▶ **TASK DESCRIPTION**
Pictures aside, repeat every entry exactly.

▶ **SOURCE DATA**
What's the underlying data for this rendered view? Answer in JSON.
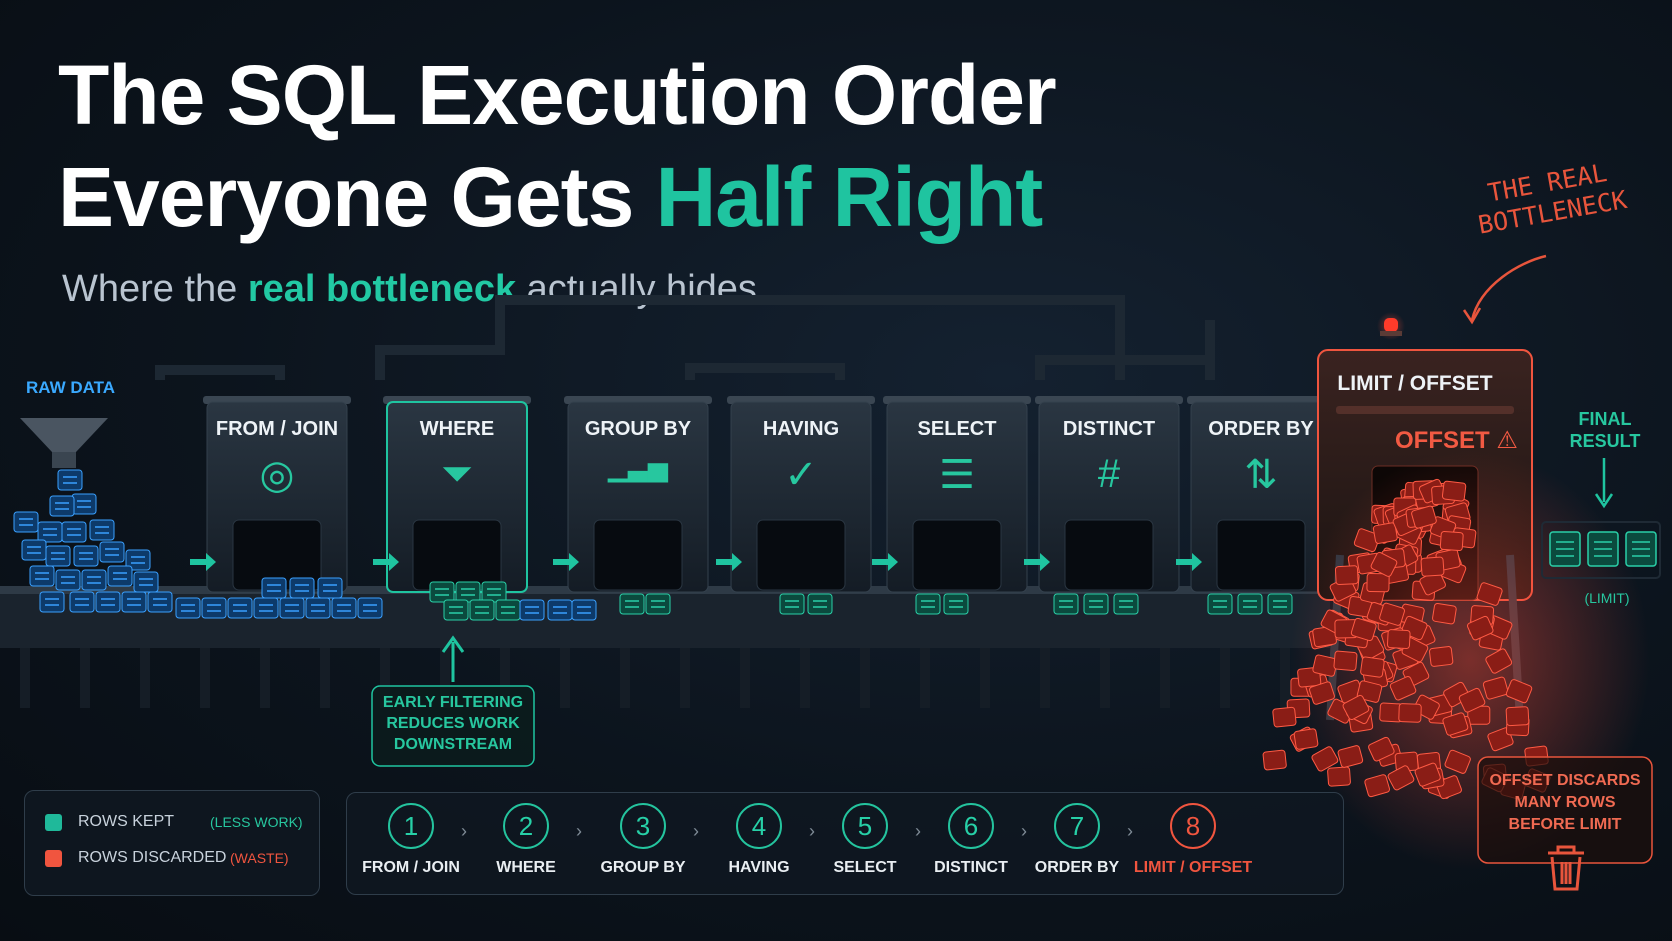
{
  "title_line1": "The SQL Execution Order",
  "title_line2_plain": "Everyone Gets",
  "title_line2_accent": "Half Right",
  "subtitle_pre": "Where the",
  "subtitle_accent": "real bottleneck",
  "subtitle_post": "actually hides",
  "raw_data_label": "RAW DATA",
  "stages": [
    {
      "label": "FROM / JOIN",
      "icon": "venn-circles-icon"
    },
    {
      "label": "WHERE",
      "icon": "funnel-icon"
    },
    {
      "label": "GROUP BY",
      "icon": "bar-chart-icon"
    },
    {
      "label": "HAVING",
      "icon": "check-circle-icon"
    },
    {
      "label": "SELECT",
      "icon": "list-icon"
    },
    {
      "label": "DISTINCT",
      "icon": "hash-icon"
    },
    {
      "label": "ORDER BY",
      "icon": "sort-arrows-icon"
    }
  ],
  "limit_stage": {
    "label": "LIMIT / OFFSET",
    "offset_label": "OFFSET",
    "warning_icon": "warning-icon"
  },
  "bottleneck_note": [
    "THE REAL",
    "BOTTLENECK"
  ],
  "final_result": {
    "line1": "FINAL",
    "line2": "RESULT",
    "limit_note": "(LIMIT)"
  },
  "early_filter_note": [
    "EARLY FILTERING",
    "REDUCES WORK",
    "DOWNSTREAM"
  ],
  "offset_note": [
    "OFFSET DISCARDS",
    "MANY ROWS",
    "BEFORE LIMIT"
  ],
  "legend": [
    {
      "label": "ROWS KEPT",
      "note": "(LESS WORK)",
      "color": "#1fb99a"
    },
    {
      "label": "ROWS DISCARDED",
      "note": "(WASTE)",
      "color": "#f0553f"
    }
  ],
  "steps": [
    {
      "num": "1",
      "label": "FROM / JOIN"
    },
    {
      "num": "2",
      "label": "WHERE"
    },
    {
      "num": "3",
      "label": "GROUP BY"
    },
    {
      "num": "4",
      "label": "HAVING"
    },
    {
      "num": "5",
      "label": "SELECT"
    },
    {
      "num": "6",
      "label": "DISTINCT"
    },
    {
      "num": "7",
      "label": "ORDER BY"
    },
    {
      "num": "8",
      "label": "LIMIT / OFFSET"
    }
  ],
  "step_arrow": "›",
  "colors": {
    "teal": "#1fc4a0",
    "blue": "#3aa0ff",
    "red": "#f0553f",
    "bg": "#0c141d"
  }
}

▶ **ANSWER BELOW**
What's the underlying data for this rendered view? Answer in JSON.
{
  "title_line1": "The SQL Execution Order",
  "title_line2_plain": "Everyone Gets",
  "title_line2_accent": "Half Right",
  "subtitle_pre": "Where the",
  "subtitle_accent": "real bottleneck",
  "subtitle_post": "actually hides",
  "raw_data_label": "RAW DATA",
  "stages": [
    {
      "label": "FROM / JOIN",
      "icon": "venn-circles-icon"
    },
    {
      "label": "WHERE",
      "icon": "funnel-icon"
    },
    {
      "label": "GROUP BY",
      "icon": "bar-chart-icon"
    },
    {
      "label": "HAVING",
      "icon": "check-circle-icon"
    },
    {
      "label": "SELECT",
      "icon": "list-icon"
    },
    {
      "label": "DISTINCT",
      "icon": "hash-icon"
    },
    {
      "label": "ORDER BY",
      "icon": "sort-arrows-icon"
    }
  ],
  "limit_stage": {
    "label": "LIMIT / OFFSET",
    "offset_label": "OFFSET",
    "warning_icon": "warning-icon"
  },
  "bottleneck_note": [
    "THE REAL",
    "BOTTLENECK"
  ],
  "final_result": {
    "line1": "FINAL",
    "line2": "RESULT",
    "limit_note": "(LIMIT)"
  },
  "early_filter_note": [
    "EARLY FILTERING",
    "REDUCES WORK",
    "DOWNSTREAM"
  ],
  "offset_note": [
    "OFFSET DISCARDS",
    "MANY ROWS",
    "BEFORE LIMIT"
  ],
  "legend": [
    {
      "label": "ROWS KEPT",
      "note": "(LESS WORK)",
      "color": "#1fb99a"
    },
    {
      "label": "ROWS DISCARDED",
      "note": "(WASTE)",
      "color": "#f0553f"
    }
  ],
  "steps": [
    {
      "num": "1",
      "label": "FROM / JOIN"
    },
    {
      "num": "2",
      "label": "WHERE"
    },
    {
      "num": "3",
      "label": "GROUP BY"
    },
    {
      "num": "4",
      "label": "HAVING"
    },
    {
      "num": "5",
      "label": "SELECT"
    },
    {
      "num": "6",
      "label": "DISTINCT"
    },
    {
      "num": "7",
      "label": "ORDER BY"
    },
    {
      "num": "8",
      "label": "LIMIT / OFFSET"
    }
  ],
  "step_arrow": "›",
  "colors": {
    "teal": "#1fc4a0",
    "blue": "#3aa0ff",
    "red": "#f0553f",
    "bg": "#0c141d"
  }
}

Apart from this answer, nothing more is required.